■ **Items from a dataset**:
▼

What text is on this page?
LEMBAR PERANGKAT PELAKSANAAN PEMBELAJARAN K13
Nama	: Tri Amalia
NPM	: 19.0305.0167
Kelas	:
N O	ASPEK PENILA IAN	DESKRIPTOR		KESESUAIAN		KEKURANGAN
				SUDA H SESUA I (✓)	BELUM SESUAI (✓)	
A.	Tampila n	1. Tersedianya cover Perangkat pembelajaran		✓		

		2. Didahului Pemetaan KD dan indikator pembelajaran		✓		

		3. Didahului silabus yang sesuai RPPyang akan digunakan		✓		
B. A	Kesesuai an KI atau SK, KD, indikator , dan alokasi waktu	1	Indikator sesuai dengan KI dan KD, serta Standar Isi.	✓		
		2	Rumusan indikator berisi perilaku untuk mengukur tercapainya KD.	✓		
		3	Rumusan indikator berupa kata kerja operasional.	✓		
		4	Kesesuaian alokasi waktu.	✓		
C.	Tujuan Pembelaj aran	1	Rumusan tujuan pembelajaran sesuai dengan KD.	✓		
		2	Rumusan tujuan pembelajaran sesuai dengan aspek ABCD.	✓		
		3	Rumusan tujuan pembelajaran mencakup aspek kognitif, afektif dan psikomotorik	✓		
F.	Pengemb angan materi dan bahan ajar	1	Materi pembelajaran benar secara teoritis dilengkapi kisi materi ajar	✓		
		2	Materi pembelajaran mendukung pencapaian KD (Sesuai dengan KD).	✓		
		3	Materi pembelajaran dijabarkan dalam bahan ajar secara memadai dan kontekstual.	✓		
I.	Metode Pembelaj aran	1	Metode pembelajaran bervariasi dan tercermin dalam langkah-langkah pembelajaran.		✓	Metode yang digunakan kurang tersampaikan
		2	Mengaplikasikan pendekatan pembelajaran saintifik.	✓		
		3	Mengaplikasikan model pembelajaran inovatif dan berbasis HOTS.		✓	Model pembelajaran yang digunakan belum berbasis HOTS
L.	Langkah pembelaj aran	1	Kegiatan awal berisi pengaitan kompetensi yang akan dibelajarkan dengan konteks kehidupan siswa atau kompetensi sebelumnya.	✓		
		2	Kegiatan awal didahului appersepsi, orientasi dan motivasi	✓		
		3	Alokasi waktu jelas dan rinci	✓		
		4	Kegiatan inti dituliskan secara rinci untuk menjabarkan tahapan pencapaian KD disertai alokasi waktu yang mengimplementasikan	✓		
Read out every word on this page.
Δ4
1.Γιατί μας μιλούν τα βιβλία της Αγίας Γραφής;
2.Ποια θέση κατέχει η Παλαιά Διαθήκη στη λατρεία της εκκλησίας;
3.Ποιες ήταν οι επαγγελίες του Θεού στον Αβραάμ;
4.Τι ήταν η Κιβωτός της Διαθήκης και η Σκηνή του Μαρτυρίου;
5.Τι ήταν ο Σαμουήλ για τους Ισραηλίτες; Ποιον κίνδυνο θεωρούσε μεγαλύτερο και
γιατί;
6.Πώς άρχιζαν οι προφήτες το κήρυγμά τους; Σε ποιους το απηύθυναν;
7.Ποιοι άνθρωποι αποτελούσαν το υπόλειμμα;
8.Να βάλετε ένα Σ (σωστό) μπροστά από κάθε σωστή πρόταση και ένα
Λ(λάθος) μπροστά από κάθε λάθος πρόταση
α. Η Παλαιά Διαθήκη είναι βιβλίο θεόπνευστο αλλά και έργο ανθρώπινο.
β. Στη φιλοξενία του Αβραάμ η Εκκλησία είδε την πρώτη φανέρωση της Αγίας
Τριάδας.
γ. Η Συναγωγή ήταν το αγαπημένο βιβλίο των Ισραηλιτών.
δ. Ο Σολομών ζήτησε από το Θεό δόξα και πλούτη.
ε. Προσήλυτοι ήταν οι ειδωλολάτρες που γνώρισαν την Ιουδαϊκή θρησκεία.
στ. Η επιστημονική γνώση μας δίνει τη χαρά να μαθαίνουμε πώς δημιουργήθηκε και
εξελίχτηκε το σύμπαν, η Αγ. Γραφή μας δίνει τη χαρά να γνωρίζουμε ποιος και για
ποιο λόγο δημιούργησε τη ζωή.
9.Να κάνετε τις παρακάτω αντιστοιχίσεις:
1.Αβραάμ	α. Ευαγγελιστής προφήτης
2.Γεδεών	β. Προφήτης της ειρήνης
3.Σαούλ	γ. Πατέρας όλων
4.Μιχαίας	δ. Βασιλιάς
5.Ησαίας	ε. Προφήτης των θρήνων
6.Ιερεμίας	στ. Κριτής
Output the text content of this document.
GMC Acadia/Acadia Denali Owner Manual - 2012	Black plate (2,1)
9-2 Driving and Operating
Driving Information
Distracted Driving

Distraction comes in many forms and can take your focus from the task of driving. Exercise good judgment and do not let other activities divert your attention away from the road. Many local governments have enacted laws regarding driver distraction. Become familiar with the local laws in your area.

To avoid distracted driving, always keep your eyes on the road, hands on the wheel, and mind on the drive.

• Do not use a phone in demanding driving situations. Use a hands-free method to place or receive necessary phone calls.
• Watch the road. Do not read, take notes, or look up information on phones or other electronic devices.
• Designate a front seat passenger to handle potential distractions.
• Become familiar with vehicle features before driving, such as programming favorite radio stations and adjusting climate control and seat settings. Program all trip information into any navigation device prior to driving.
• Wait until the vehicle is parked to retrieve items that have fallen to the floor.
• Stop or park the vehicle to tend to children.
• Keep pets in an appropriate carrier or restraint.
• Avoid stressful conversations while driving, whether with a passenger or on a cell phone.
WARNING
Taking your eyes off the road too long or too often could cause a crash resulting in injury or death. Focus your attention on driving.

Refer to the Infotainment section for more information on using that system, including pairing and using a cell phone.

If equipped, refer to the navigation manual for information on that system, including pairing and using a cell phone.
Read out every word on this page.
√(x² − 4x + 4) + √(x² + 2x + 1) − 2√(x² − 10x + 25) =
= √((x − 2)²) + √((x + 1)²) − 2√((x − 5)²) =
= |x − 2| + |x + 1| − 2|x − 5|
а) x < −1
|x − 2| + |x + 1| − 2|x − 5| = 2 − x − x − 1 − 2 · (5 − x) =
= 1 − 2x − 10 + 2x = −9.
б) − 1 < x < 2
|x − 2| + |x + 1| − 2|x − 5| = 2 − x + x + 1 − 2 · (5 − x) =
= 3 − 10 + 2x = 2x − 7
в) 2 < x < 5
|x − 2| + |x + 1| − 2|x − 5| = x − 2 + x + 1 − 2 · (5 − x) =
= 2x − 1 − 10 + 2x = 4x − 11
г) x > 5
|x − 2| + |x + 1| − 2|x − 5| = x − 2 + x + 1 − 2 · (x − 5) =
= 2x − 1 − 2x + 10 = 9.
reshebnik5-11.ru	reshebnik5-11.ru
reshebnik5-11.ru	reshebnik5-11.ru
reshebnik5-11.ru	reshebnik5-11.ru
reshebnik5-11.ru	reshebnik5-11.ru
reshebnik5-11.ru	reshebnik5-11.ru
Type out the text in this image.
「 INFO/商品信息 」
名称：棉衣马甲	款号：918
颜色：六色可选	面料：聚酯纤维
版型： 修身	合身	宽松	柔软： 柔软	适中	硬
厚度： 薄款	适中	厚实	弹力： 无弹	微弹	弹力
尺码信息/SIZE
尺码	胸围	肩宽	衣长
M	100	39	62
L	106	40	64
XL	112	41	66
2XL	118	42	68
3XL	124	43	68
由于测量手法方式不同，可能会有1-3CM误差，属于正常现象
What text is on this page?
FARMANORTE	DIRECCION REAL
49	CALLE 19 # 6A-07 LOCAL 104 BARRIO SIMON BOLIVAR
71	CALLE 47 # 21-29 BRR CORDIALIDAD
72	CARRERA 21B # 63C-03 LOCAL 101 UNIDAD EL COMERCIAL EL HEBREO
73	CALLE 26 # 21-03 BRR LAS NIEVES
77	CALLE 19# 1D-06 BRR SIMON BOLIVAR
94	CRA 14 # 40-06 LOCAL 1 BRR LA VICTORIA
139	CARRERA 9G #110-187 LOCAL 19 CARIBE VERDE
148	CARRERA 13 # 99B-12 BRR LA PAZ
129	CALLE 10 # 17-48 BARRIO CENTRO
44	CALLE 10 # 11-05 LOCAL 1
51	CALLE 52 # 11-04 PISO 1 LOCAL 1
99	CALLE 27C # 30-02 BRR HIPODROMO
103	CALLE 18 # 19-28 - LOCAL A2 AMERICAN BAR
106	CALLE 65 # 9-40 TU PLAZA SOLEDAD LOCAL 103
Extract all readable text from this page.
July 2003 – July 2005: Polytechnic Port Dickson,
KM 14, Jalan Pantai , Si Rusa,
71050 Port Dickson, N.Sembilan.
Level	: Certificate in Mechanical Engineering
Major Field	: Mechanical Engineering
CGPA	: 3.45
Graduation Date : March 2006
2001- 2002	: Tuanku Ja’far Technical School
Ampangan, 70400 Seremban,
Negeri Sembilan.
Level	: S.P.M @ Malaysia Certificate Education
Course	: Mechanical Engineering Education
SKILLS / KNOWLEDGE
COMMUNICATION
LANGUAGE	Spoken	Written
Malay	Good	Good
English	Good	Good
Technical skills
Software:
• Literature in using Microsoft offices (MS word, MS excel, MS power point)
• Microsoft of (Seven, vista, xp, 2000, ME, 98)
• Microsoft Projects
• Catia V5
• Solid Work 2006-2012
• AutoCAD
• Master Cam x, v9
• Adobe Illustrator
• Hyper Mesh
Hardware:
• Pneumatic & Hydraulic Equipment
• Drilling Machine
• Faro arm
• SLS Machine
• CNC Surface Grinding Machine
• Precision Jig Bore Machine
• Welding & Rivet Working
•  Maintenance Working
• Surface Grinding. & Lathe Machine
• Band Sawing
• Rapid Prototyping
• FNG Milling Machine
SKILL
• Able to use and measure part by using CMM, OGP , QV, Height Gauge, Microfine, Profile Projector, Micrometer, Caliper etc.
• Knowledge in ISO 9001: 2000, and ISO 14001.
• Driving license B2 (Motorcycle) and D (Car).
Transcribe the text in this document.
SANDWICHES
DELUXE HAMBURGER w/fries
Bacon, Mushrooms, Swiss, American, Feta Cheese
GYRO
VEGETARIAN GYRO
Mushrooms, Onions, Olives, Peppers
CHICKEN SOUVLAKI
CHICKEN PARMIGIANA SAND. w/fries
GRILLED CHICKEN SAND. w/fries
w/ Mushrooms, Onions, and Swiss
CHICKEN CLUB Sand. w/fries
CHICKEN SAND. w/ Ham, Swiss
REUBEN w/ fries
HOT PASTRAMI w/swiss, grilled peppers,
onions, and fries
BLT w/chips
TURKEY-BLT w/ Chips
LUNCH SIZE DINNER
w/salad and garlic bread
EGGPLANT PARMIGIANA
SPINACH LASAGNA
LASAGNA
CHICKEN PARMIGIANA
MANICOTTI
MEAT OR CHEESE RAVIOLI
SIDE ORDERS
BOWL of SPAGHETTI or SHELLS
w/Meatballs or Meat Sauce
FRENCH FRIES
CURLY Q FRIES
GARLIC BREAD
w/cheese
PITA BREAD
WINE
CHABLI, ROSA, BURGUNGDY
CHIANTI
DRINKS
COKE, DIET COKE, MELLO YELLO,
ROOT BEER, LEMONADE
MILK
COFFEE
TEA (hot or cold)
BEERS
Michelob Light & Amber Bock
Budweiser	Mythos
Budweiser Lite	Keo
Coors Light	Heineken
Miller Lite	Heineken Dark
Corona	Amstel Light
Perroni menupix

▲

■ **Your goal**: Find the string "document" in the listing and return every line that holds it.

■ **Full solution**:
Output the text content of this document.
Transcribe the text in this document.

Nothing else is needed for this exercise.